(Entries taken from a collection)
□ □ □

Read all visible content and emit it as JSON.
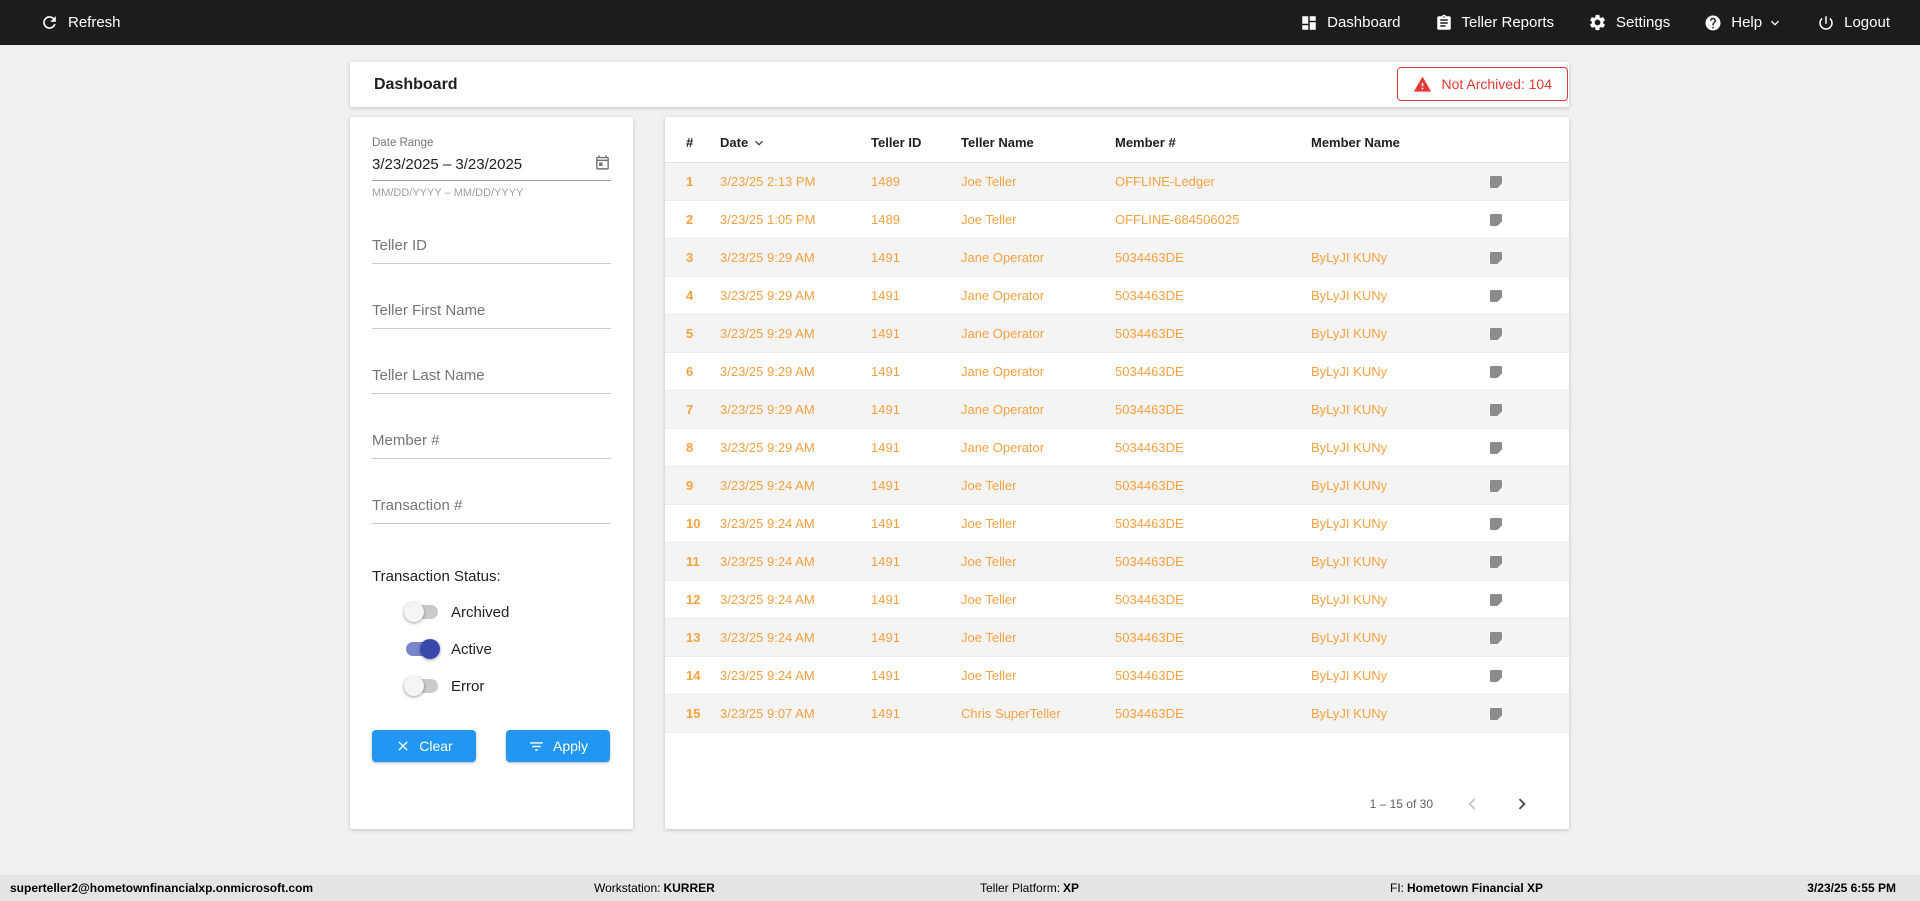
{
  "colors": {
    "accent_orange": "#F9A03F",
    "button_blue": "#2196F3",
    "toggle_blue": "#3949AB",
    "error_red": "#E53935",
    "topbar_bg": "#1C1C1C"
  },
  "topbar": {
    "refresh_label": "Refresh",
    "nav": [
      {
        "label": "Dashboard",
        "icon": "dashboard-icon"
      },
      {
        "label": "Teller Reports",
        "icon": "reports-icon"
      },
      {
        "label": "Settings",
        "icon": "settings-icon"
      },
      {
        "label": "Help",
        "icon": "help-icon",
        "has_dropdown": true
      },
      {
        "label": "Logout",
        "icon": "logout-icon"
      }
    ]
  },
  "header": {
    "title": "Dashboard",
    "not_archived_label": "Not Archived: 104"
  },
  "filters": {
    "date_range": {
      "label": "Date Range",
      "value": "3/23/2025 – 3/23/2025",
      "hint": "MM/DD/YYYY – MM/DD/YYYY",
      "icon": "calendar-icon"
    },
    "teller_id_placeholder": "Teller ID",
    "teller_first_name_placeholder": "Teller First Name",
    "teller_last_name_placeholder": "Teller Last Name",
    "member_num_placeholder": "Member #",
    "transaction_num_placeholder": "Transaction #",
    "status_label": "Transaction Status:",
    "toggles": [
      {
        "label": "Archived",
        "on": false
      },
      {
        "label": "Active",
        "on": true
      },
      {
        "label": "Error",
        "on": false
      }
    ],
    "clear_label": "Clear",
    "apply_label": "Apply"
  },
  "table": {
    "columns": [
      "#",
      "Date",
      "Teller ID",
      "Teller Name",
      "Member #",
      "Member Name"
    ],
    "sort": {
      "column": "Date",
      "direction": "desc"
    },
    "rows": [
      {
        "num": "1",
        "date": "3/23/25 2:13 PM",
        "teller_id": "1489",
        "teller_name": "Joe Teller",
        "member_num": "OFFLINE-Ledger",
        "member_name": ""
      },
      {
        "num": "2",
        "date": "3/23/25 1:05 PM",
        "teller_id": "1489",
        "teller_name": "Joe Teller",
        "member_num": "OFFLINE-684506025",
        "member_name": ""
      },
      {
        "num": "3",
        "date": "3/23/25 9:29 AM",
        "teller_id": "1491",
        "teller_name": "Jane Operator",
        "member_num": "5034463DE",
        "member_name": "ByLyJI KUNy"
      },
      {
        "num": "4",
        "date": "3/23/25 9:29 AM",
        "teller_id": "1491",
        "teller_name": "Jane Operator",
        "member_num": "5034463DE",
        "member_name": "ByLyJI KUNy"
      },
      {
        "num": "5",
        "date": "3/23/25 9:29 AM",
        "teller_id": "1491",
        "teller_name": "Jane Operator",
        "member_num": "5034463DE",
        "member_name": "ByLyJI KUNy"
      },
      {
        "num": "6",
        "date": "3/23/25 9:29 AM",
        "teller_id": "1491",
        "teller_name": "Jane Operator",
        "member_num": "5034463DE",
        "member_name": "ByLyJI KUNy"
      },
      {
        "num": "7",
        "date": "3/23/25 9:29 AM",
        "teller_id": "1491",
        "teller_name": "Jane Operator",
        "member_num": "5034463DE",
        "member_name": "ByLyJI KUNy"
      },
      {
        "num": "8",
        "date": "3/23/25 9:29 AM",
        "teller_id": "1491",
        "teller_name": "Jane Operator",
        "member_num": "5034463DE",
        "member_name": "ByLyJI KUNy"
      },
      {
        "num": "9",
        "date": "3/23/25 9:24 AM",
        "teller_id": "1491",
        "teller_name": "Joe Teller",
        "member_num": "5034463DE",
        "member_name": "ByLyJI KUNy"
      },
      {
        "num": "10",
        "date": "3/23/25 9:24 AM",
        "teller_id": "1491",
        "teller_name": "Joe Teller",
        "member_num": "5034463DE",
        "member_name": "ByLyJI KUNy"
      },
      {
        "num": "11",
        "date": "3/23/25 9:24 AM",
        "teller_id": "1491",
        "teller_name": "Joe Teller",
        "member_num": "5034463DE",
        "member_name": "ByLyJI KUNy"
      },
      {
        "num": "12",
        "date": "3/23/25 9:24 AM",
        "teller_id": "1491",
        "teller_name": "Joe Teller",
        "member_num": "5034463DE",
        "member_name": "ByLyJI KUNy"
      },
      {
        "num": "13",
        "date": "3/23/25 9:24 AM",
        "teller_id": "1491",
        "teller_name": "Joe Teller",
        "member_num": "5034463DE",
        "member_name": "ByLyJI KUNy"
      },
      {
        "num": "14",
        "date": "3/23/25 9:24 AM",
        "teller_id": "1491",
        "teller_name": "Joe Teller",
        "member_num": "5034463DE",
        "member_name": "ByLyJI KUNy"
      },
      {
        "num": "15",
        "date": "3/23/25 9:07 AM",
        "teller_id": "1491",
        "teller_name": "Chris SuperTeller",
        "member_num": "5034463DE",
        "member_name": "ByLyJI KUNy"
      }
    ],
    "row_note_icon": "note-icon",
    "pagination": {
      "range_label": "1 – 15 of 30"
    }
  },
  "statusbar": {
    "user_email": "superteller2@hometownfinancialxp.onmicrosoft.com",
    "workstation_label": "Workstation:",
    "workstation_value": "KURRER",
    "platform_label": "Teller Platform:",
    "platform_value": "XP",
    "fi_label": "FI:",
    "fi_value": "Hometown Financial XP",
    "datetime": "3/23/25 6:55 PM"
  }
}
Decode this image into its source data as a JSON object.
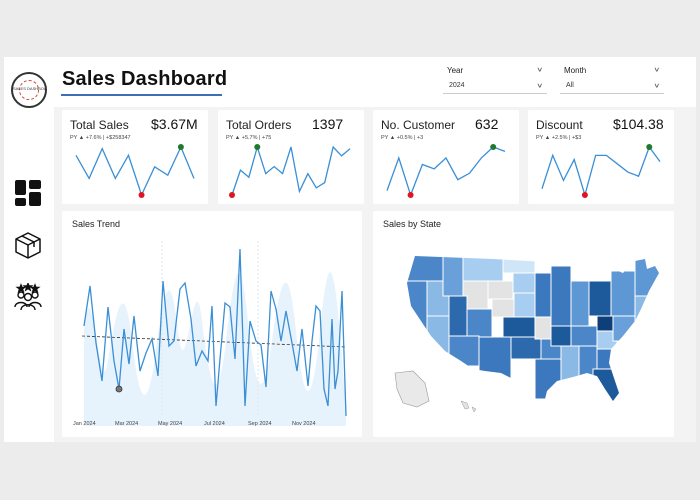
{
  "header": {
    "title": "Sales Dashboard",
    "filters": [
      {
        "label": "Year",
        "value": "2024"
      },
      {
        "label": "Month",
        "value": "All"
      }
    ]
  },
  "sidebar": {
    "logo_text": "SALES DASHBOARD",
    "items": [
      {
        "icon": "dashboard-grid-icon"
      },
      {
        "icon": "package-box-icon"
      },
      {
        "icon": "customers-group-icon"
      }
    ]
  },
  "kpis": [
    {
      "title": "Total Sales",
      "value": "$3.67M",
      "sub": "PY ▲ +7.6% | +$258347",
      "spark": [
        52,
        38,
        56,
        38,
        52,
        28,
        45,
        40,
        57,
        38
      ]
    },
    {
      "title": "Total Orders",
      "value": "1397",
      "sub": "PY ▲ +5.7% | +75",
      "spark": [
        28,
        42,
        38,
        55,
        40,
        44,
        40,
        55,
        30,
        40,
        32,
        35,
        55,
        50,
        54
      ]
    },
    {
      "title": "No. Customer",
      "value": "632",
      "sub": "PY ▲ +0.5% | +3",
      "spark": [
        40,
        55,
        38,
        52,
        50,
        55,
        45,
        48,
        55,
        60,
        58
      ]
    },
    {
      "title": "Discount",
      "value": "$104.38",
      "sub": "PY ▲ +2.5% | +$3",
      "spark": [
        40,
        56,
        44,
        54,
        37,
        56,
        56,
        52,
        48,
        46,
        60,
        53
      ]
    }
  ],
  "sales_trend": {
    "title": "Sales Trend",
    "x_ticks": [
      "Jan 2024",
      "Mar 2024",
      "May 2024",
      "Jul 2024",
      "Sep 2024",
      "Nov 2024"
    ]
  },
  "map": {
    "title": "Sales by State"
  },
  "colors": {
    "accent": "#3b6fb6",
    "line": "#3a8fd6",
    "band": "#e3f0fb",
    "max_marker": "#1f7a2e",
    "min_marker": "#e0141e"
  }
}
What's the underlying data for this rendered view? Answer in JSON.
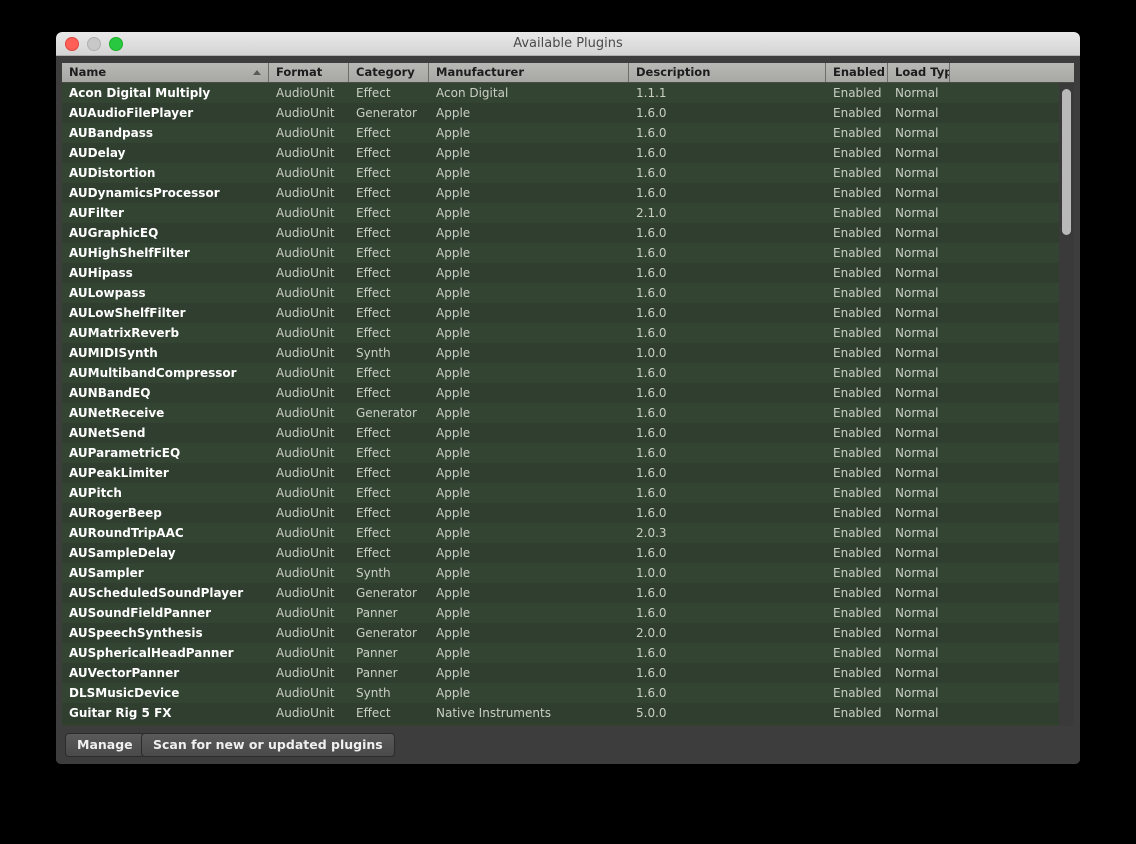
{
  "window": {
    "title": "Available Plugins",
    "traffic_lights": [
      "close",
      "minimize",
      "maximize"
    ]
  },
  "table": {
    "sort_column": "Name",
    "sort_direction": "ascending",
    "columns": [
      {
        "key": "name",
        "label": "Name"
      },
      {
        "key": "format",
        "label": "Format"
      },
      {
        "key": "category",
        "label": "Category"
      },
      {
        "key": "manufacturer",
        "label": "Manufacturer"
      },
      {
        "key": "description",
        "label": "Description"
      },
      {
        "key": "enabled",
        "label": "Enabled"
      },
      {
        "key": "loadtype",
        "label": "Load Type"
      },
      {
        "key": "spacer",
        "label": ""
      }
    ],
    "rows": [
      {
        "name": "Acon Digital Multiply",
        "format": "AudioUnit",
        "category": "Effect",
        "manufacturer": "Acon Digital",
        "description": "1.1.1",
        "enabled": "Enabled",
        "loadtype": "Normal"
      },
      {
        "name": "AUAudioFilePlayer",
        "format": "AudioUnit",
        "category": "Generator",
        "manufacturer": "Apple",
        "description": "1.6.0",
        "enabled": "Enabled",
        "loadtype": "Normal"
      },
      {
        "name": "AUBandpass",
        "format": "AudioUnit",
        "category": "Effect",
        "manufacturer": "Apple",
        "description": "1.6.0",
        "enabled": "Enabled",
        "loadtype": "Normal"
      },
      {
        "name": "AUDelay",
        "format": "AudioUnit",
        "category": "Effect",
        "manufacturer": "Apple",
        "description": "1.6.0",
        "enabled": "Enabled",
        "loadtype": "Normal"
      },
      {
        "name": "AUDistortion",
        "format": "AudioUnit",
        "category": "Effect",
        "manufacturer": "Apple",
        "description": "1.6.0",
        "enabled": "Enabled",
        "loadtype": "Normal"
      },
      {
        "name": "AUDynamicsProcessor",
        "format": "AudioUnit",
        "category": "Effect",
        "manufacturer": "Apple",
        "description": "1.6.0",
        "enabled": "Enabled",
        "loadtype": "Normal"
      },
      {
        "name": "AUFilter",
        "format": "AudioUnit",
        "category": "Effect",
        "manufacturer": "Apple",
        "description": "2.1.0",
        "enabled": "Enabled",
        "loadtype": "Normal"
      },
      {
        "name": "AUGraphicEQ",
        "format": "AudioUnit",
        "category": "Effect",
        "manufacturer": "Apple",
        "description": "1.6.0",
        "enabled": "Enabled",
        "loadtype": "Normal"
      },
      {
        "name": "AUHighShelfFilter",
        "format": "AudioUnit",
        "category": "Effect",
        "manufacturer": "Apple",
        "description": "1.6.0",
        "enabled": "Enabled",
        "loadtype": "Normal"
      },
      {
        "name": "AUHipass",
        "format": "AudioUnit",
        "category": "Effect",
        "manufacturer": "Apple",
        "description": "1.6.0",
        "enabled": "Enabled",
        "loadtype": "Normal"
      },
      {
        "name": "AULowpass",
        "format": "AudioUnit",
        "category": "Effect",
        "manufacturer": "Apple",
        "description": "1.6.0",
        "enabled": "Enabled",
        "loadtype": "Normal"
      },
      {
        "name": "AULowShelfFilter",
        "format": "AudioUnit",
        "category": "Effect",
        "manufacturer": "Apple",
        "description": "1.6.0",
        "enabled": "Enabled",
        "loadtype": "Normal"
      },
      {
        "name": "AUMatrixReverb",
        "format": "AudioUnit",
        "category": "Effect",
        "manufacturer": "Apple",
        "description": "1.6.0",
        "enabled": "Enabled",
        "loadtype": "Normal"
      },
      {
        "name": "AUMIDISynth",
        "format": "AudioUnit",
        "category": "Synth",
        "manufacturer": "Apple",
        "description": "1.0.0",
        "enabled": "Enabled",
        "loadtype": "Normal"
      },
      {
        "name": "AUMultibandCompressor",
        "format": "AudioUnit",
        "category": "Effect",
        "manufacturer": "Apple",
        "description": "1.6.0",
        "enabled": "Enabled",
        "loadtype": "Normal"
      },
      {
        "name": "AUNBandEQ",
        "format": "AudioUnit",
        "category": "Effect",
        "manufacturer": "Apple",
        "description": "1.6.0",
        "enabled": "Enabled",
        "loadtype": "Normal"
      },
      {
        "name": "AUNetReceive",
        "format": "AudioUnit",
        "category": "Generator",
        "manufacturer": "Apple",
        "description": "1.6.0",
        "enabled": "Enabled",
        "loadtype": "Normal"
      },
      {
        "name": "AUNetSend",
        "format": "AudioUnit",
        "category": "Effect",
        "manufacturer": "Apple",
        "description": "1.6.0",
        "enabled": "Enabled",
        "loadtype": "Normal"
      },
      {
        "name": "AUParametricEQ",
        "format": "AudioUnit",
        "category": "Effect",
        "manufacturer": "Apple",
        "description": "1.6.0",
        "enabled": "Enabled",
        "loadtype": "Normal"
      },
      {
        "name": "AUPeakLimiter",
        "format": "AudioUnit",
        "category": "Effect",
        "manufacturer": "Apple",
        "description": "1.6.0",
        "enabled": "Enabled",
        "loadtype": "Normal"
      },
      {
        "name": "AUPitch",
        "format": "AudioUnit",
        "category": "Effect",
        "manufacturer": "Apple",
        "description": "1.6.0",
        "enabled": "Enabled",
        "loadtype": "Normal"
      },
      {
        "name": "AURogerBeep",
        "format": "AudioUnit",
        "category": "Effect",
        "manufacturer": "Apple",
        "description": "1.6.0",
        "enabled": "Enabled",
        "loadtype": "Normal"
      },
      {
        "name": "AURoundTripAAC",
        "format": "AudioUnit",
        "category": "Effect",
        "manufacturer": "Apple",
        "description": "2.0.3",
        "enabled": "Enabled",
        "loadtype": "Normal"
      },
      {
        "name": "AUSampleDelay",
        "format": "AudioUnit",
        "category": "Effect",
        "manufacturer": "Apple",
        "description": "1.6.0",
        "enabled": "Enabled",
        "loadtype": "Normal"
      },
      {
        "name": "AUSampler",
        "format": "AudioUnit",
        "category": "Synth",
        "manufacturer": "Apple",
        "description": "1.0.0",
        "enabled": "Enabled",
        "loadtype": "Normal"
      },
      {
        "name": "AUScheduledSoundPlayer",
        "format": "AudioUnit",
        "category": "Generator",
        "manufacturer": "Apple",
        "description": "1.6.0",
        "enabled": "Enabled",
        "loadtype": "Normal"
      },
      {
        "name": "AUSoundFieldPanner",
        "format": "AudioUnit",
        "category": "Panner",
        "manufacturer": "Apple",
        "description": "1.6.0",
        "enabled": "Enabled",
        "loadtype": "Normal"
      },
      {
        "name": "AUSpeechSynthesis",
        "format": "AudioUnit",
        "category": "Generator",
        "manufacturer": "Apple",
        "description": "2.0.0",
        "enabled": "Enabled",
        "loadtype": "Normal"
      },
      {
        "name": "AUSphericalHeadPanner",
        "format": "AudioUnit",
        "category": "Panner",
        "manufacturer": "Apple",
        "description": "1.6.0",
        "enabled": "Enabled",
        "loadtype": "Normal"
      },
      {
        "name": "AUVectorPanner",
        "format": "AudioUnit",
        "category": "Panner",
        "manufacturer": "Apple",
        "description": "1.6.0",
        "enabled": "Enabled",
        "loadtype": "Normal"
      },
      {
        "name": "DLSMusicDevice",
        "format": "AudioUnit",
        "category": "Synth",
        "manufacturer": "Apple",
        "description": "1.6.0",
        "enabled": "Enabled",
        "loadtype": "Normal"
      },
      {
        "name": "Guitar Rig 5 FX",
        "format": "AudioUnit",
        "category": "Effect",
        "manufacturer": "Native Instruments",
        "description": "5.0.0",
        "enabled": "Enabled",
        "loadtype": "Normal"
      }
    ]
  },
  "footer": {
    "manage_label": "Manage",
    "scan_label": "Scan for new or updated plugins"
  },
  "colors": {
    "window_chrome": "#3d3d3d",
    "titlebar": "#d9d9d9",
    "header_bg": "#aeaeaa",
    "row_bg": "#344433",
    "row_bg_alt": "#2f3e2e",
    "name_text": "#ffffff",
    "cell_text": "#c9cfc4",
    "close": "#ff5f57",
    "minimize": "#c8c8c8",
    "maximize": "#28c940",
    "scrollbar_thumb": "#b9b9b9"
  }
}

□ □ □

Directions for this task
Return every line of the preceding records in which the word "Archived" appears.

Solution below
    "not_archived_label": "Not Archived: 104"
        "label": "Archived",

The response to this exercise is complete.